Beneath this task is a listing; retype all of it exactly.

EXCERPTED RECORDS =
◆ ◆ ◆

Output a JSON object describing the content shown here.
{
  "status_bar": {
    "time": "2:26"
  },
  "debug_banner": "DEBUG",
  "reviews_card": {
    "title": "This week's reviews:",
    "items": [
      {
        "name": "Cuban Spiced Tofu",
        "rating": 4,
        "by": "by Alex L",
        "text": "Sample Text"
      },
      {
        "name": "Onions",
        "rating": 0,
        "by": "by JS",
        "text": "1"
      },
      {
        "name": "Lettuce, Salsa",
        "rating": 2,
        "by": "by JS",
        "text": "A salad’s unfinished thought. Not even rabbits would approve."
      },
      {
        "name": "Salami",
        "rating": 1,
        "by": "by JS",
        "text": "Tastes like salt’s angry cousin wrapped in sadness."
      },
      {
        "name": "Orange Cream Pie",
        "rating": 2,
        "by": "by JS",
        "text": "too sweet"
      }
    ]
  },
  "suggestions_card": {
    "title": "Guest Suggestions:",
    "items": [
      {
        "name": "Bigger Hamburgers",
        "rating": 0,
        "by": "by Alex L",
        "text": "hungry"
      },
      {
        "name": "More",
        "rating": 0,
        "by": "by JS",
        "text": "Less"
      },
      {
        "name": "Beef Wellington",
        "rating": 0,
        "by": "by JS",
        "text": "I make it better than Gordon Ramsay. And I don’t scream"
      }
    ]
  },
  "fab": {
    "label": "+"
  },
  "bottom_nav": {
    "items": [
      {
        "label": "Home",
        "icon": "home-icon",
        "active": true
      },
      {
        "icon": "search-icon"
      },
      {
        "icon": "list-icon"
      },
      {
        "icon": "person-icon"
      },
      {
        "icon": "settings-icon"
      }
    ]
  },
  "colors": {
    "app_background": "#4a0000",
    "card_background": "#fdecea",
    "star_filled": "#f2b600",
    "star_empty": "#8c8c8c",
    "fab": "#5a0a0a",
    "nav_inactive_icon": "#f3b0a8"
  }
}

◆ ◆ ◆

FULL OUTPUT =
Output a JSON object describing the content shown here.
{
  "status_bar": {
    "time": "2:26"
  },
  "debug_banner": "DEBUG",
  "reviews_card": {
    "title": "This week's reviews:",
    "items": [
      {
        "name": "Cuban Spiced Tofu",
        "rating": 4,
        "by": "by Alex L",
        "text": "Sample Text"
      },
      {
        "name": "Onions",
        "rating": 0,
        "by": "by JS",
        "text": "1"
      },
      {
        "name": "Lettuce, Salsa",
        "rating": 2,
        "by": "by JS",
        "text": "A salad’s unfinished thought. Not even rabbits would approve."
      },
      {
        "name": "Salami",
        "rating": 1,
        "by": "by JS",
        "text": "Tastes like salt’s angry cousin wrapped in sadness."
      },
      {
        "name": "Orange Cream Pie",
        "rating": 2,
        "by": "by JS",
        "text": "too sweet"
      }
    ]
  },
  "suggestions_card": {
    "title": "Guest Suggestions:",
    "items": [
      {
        "name": "Bigger Hamburgers",
        "rating": 0,
        "by": "by Alex L",
        "text": "hungry"
      },
      {
        "name": "More",
        "rating": 0,
        "by": "by JS",
        "text": "Less"
      },
      {
        "name": "Beef Wellington",
        "rating": 0,
        "by": "by JS",
        "text": "I make it better than Gordon Ramsay. And I don’t scream"
      }
    ]
  },
  "fab": {
    "label": "+"
  },
  "bottom_nav": {
    "items": [
      {
        "label": "Home",
        "icon": "home-icon",
        "active": true
      },
      {
        "icon": "search-icon"
      },
      {
        "icon": "list-icon"
      },
      {
        "icon": "person-icon"
      },
      {
        "icon": "settings-icon"
      }
    ]
  },
  "colors": {
    "app_background": "#4a0000",
    "card_background": "#fdecea",
    "star_filled": "#f2b600",
    "star_empty": "#8c8c8c",
    "fab": "#5a0a0a",
    "nav_inactive_icon": "#f3b0a8"
  }
}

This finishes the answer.